Examine the material below. Gather every line in which the string "Linear" appears.

------ Records for the exercise ------

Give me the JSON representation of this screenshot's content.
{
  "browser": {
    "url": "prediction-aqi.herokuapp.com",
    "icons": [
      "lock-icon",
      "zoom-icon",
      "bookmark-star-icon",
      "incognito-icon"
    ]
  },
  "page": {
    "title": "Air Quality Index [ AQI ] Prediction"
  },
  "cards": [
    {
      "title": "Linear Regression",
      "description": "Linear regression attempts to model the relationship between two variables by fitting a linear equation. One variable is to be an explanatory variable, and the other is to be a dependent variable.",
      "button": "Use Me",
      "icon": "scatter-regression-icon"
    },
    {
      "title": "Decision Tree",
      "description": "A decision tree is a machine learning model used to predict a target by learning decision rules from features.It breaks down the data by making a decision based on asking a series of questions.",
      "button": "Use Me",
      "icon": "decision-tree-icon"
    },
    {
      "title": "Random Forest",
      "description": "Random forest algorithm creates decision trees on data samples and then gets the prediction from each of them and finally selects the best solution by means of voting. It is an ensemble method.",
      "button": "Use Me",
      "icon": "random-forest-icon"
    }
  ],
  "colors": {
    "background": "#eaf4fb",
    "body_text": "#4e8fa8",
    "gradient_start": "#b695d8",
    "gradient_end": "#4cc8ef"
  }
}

------

Response to this task:
      "title": "Linear Regression",
      "description": "Linear regression attempts to model the relationship between two variables by fitting a linear equation. One variable is to be an explanatory variable, and the other is to be a dependent variable.",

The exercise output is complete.